■ What to work on
Report every line from the material that contains the word "Give".
## start Provided data
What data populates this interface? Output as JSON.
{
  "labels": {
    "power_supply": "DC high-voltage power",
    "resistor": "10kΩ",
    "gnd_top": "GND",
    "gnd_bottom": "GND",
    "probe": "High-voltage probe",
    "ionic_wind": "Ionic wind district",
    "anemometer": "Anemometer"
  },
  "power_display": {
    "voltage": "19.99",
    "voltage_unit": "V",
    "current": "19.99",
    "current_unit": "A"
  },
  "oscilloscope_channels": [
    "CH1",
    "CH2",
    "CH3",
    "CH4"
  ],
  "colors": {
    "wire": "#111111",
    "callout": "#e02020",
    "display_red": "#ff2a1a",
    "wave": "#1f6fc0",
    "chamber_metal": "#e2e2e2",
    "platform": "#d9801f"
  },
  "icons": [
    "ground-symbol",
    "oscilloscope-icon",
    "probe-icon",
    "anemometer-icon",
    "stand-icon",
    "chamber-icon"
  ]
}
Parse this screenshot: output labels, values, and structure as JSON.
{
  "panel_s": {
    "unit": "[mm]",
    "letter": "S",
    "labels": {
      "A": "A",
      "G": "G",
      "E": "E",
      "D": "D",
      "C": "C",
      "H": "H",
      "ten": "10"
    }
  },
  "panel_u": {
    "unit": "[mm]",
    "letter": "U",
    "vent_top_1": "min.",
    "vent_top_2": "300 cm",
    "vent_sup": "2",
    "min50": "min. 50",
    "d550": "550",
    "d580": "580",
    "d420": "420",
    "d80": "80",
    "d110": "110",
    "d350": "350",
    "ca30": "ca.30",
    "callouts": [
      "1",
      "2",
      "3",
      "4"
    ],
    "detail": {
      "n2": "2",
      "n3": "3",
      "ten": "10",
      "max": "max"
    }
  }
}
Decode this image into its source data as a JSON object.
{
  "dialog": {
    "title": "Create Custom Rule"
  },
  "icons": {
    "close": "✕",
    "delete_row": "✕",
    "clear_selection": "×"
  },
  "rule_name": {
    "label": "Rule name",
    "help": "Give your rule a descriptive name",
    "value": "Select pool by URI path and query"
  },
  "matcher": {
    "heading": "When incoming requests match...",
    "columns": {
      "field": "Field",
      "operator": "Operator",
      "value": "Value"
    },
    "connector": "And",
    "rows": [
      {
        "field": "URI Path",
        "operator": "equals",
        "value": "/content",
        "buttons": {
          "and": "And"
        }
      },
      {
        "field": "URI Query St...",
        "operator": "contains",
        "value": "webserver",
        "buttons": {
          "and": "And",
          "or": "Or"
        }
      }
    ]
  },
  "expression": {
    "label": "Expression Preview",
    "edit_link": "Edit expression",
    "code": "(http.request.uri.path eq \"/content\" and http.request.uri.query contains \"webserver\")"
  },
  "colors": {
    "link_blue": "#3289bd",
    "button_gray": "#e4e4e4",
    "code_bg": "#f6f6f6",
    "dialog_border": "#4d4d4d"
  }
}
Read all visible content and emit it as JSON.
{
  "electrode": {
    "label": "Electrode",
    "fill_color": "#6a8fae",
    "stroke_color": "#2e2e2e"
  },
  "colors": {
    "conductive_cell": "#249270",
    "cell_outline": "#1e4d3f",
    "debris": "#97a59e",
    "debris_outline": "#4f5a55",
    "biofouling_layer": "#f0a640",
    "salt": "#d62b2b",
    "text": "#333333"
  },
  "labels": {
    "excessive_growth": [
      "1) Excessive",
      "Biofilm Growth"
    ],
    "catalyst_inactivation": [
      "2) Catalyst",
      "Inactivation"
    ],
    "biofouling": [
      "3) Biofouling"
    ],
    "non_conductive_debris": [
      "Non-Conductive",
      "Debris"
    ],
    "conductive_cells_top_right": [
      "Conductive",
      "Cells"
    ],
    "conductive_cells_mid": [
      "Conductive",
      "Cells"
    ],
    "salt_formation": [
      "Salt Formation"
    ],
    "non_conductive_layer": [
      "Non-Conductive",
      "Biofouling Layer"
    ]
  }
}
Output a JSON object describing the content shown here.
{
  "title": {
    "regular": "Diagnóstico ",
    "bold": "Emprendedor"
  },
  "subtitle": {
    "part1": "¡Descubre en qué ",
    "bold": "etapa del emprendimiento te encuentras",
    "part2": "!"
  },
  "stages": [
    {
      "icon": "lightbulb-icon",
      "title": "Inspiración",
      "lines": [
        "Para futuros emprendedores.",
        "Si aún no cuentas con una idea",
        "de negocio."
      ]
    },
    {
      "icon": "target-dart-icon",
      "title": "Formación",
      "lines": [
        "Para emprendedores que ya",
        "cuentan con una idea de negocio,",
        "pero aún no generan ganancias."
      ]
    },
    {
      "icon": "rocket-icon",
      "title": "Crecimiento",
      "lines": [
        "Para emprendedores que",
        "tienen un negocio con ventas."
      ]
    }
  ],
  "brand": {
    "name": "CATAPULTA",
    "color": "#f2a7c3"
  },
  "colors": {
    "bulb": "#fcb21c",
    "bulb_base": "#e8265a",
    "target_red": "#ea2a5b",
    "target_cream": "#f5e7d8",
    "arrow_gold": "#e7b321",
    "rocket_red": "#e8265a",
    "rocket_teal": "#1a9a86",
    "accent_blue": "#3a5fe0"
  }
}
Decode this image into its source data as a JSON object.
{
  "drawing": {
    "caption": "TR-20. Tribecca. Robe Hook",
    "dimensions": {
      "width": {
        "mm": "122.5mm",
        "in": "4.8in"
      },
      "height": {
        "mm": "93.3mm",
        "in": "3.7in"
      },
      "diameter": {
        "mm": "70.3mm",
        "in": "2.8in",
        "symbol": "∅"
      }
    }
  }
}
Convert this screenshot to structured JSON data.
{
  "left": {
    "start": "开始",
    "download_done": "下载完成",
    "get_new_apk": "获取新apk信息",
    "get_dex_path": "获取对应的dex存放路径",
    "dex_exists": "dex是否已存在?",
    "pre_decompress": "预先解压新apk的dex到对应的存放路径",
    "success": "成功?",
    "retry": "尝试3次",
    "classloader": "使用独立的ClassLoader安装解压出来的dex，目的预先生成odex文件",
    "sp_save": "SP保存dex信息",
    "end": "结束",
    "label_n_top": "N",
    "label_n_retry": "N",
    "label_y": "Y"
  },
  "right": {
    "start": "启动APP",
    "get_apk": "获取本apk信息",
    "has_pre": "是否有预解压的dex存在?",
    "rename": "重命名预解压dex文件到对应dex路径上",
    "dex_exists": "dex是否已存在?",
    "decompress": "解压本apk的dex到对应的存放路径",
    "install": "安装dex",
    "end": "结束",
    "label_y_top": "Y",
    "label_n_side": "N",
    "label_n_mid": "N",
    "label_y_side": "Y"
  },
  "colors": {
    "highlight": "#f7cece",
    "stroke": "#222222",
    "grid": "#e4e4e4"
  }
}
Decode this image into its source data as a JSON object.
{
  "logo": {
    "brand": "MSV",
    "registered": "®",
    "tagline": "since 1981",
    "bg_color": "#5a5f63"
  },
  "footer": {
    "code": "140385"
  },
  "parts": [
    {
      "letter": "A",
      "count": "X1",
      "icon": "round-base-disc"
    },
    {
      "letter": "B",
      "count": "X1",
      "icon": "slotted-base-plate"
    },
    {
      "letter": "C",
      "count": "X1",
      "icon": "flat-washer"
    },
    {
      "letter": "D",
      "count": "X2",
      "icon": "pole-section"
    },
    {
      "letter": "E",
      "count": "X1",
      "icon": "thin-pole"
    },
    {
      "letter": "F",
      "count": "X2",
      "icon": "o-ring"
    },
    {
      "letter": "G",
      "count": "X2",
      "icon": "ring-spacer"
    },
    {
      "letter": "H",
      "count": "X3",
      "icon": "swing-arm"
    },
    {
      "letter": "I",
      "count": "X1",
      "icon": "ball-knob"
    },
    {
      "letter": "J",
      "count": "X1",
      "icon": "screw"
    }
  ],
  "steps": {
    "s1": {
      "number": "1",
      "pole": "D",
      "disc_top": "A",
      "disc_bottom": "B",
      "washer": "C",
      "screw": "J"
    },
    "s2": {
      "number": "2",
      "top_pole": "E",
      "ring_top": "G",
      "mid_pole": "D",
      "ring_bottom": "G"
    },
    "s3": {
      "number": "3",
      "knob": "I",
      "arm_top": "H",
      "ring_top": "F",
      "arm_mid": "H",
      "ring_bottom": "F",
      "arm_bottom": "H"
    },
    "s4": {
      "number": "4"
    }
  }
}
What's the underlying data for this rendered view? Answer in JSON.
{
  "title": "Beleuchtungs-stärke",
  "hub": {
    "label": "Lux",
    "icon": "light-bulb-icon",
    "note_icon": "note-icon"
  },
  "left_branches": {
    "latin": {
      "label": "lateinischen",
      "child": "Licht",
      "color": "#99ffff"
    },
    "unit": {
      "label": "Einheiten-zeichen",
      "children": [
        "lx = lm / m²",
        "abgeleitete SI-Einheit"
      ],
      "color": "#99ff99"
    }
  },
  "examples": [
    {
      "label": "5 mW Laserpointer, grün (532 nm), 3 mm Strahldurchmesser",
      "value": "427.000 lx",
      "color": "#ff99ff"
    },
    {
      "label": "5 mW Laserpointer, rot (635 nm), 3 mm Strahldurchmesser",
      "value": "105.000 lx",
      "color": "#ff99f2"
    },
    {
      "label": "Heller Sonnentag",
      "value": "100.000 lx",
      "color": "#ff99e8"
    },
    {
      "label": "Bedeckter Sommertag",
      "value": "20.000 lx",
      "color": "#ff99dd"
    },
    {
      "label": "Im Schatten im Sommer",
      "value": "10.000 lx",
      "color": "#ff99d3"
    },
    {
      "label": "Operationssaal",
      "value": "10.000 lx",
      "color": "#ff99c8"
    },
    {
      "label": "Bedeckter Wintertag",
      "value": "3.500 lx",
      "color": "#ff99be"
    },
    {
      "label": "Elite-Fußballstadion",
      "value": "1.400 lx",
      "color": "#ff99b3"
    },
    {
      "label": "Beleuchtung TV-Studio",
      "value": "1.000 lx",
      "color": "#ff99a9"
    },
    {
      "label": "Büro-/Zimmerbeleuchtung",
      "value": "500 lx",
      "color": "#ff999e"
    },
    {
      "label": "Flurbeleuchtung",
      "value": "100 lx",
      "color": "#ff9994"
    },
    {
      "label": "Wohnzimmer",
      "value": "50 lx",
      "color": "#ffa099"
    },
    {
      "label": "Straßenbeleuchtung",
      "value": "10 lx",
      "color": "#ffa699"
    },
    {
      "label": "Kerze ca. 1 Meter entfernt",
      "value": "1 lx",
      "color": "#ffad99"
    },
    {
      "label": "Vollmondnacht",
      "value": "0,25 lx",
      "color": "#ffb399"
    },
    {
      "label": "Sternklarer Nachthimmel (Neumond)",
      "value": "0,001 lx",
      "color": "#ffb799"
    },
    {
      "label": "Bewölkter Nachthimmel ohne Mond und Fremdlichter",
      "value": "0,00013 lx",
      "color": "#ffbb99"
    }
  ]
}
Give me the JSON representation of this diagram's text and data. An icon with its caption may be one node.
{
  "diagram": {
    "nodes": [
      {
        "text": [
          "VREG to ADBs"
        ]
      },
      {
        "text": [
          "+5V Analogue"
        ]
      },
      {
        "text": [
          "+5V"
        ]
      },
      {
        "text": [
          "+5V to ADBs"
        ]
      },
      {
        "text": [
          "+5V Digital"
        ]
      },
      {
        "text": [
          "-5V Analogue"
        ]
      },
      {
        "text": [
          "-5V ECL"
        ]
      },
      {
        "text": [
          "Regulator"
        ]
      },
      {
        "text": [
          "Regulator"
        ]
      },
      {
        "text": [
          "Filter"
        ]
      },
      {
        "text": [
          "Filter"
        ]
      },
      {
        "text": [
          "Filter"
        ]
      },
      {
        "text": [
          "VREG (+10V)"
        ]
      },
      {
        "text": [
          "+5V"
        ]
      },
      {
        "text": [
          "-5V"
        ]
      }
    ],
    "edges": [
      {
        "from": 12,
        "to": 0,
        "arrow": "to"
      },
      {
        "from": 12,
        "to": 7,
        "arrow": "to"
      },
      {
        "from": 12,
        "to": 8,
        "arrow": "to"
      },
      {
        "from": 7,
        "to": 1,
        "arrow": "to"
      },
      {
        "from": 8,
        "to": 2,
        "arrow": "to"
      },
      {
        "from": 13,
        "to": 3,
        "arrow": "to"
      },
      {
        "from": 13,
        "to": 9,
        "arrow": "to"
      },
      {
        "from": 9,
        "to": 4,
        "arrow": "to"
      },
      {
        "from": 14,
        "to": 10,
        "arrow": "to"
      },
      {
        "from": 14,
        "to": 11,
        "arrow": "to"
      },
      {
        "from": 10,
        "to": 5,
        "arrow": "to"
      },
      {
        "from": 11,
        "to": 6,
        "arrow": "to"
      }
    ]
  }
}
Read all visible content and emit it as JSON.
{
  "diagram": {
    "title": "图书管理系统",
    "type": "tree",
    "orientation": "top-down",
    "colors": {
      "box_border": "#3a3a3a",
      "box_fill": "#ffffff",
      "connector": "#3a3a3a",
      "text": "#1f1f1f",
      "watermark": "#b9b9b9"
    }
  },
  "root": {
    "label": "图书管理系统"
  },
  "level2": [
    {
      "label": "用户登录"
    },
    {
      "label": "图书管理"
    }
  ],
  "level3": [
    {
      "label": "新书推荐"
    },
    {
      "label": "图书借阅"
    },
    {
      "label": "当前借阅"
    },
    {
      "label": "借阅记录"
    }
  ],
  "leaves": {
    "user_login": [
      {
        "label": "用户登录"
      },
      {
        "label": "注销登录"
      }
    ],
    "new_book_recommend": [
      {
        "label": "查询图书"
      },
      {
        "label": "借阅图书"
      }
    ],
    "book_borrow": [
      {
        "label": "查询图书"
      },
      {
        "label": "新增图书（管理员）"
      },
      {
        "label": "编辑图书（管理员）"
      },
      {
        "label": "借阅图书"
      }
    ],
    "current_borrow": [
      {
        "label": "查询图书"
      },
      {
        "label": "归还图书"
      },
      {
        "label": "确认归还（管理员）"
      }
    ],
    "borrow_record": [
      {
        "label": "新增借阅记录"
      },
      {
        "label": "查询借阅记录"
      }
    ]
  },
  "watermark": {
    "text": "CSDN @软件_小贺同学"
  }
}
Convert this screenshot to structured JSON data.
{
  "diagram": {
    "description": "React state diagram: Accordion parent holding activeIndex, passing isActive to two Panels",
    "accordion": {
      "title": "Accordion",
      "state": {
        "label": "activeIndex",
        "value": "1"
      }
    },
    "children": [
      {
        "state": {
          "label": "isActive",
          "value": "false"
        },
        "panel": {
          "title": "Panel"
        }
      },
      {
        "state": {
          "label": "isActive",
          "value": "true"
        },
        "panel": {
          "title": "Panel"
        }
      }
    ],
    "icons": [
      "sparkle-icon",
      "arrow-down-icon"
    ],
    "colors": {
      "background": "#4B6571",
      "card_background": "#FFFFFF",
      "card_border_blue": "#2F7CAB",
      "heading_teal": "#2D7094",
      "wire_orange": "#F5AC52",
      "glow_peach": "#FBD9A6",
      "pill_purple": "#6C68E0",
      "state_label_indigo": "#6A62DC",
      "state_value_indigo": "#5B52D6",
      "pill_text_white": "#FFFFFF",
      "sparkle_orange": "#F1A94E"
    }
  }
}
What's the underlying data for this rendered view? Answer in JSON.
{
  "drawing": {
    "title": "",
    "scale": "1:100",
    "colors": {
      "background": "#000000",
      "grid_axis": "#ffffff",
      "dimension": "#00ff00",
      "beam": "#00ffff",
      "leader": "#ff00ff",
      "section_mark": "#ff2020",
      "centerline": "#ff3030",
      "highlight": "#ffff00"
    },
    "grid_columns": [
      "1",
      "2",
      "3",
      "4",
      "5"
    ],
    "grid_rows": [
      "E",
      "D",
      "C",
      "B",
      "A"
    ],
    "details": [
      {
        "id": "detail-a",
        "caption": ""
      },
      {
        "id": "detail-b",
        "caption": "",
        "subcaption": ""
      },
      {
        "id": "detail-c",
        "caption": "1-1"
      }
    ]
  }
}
## end Provided data
■ Output for this exercise
    "help": "Give your rule a descriptive name",
Give me the JSON representation of this diagram's text and data. An icon with its caption may be one node.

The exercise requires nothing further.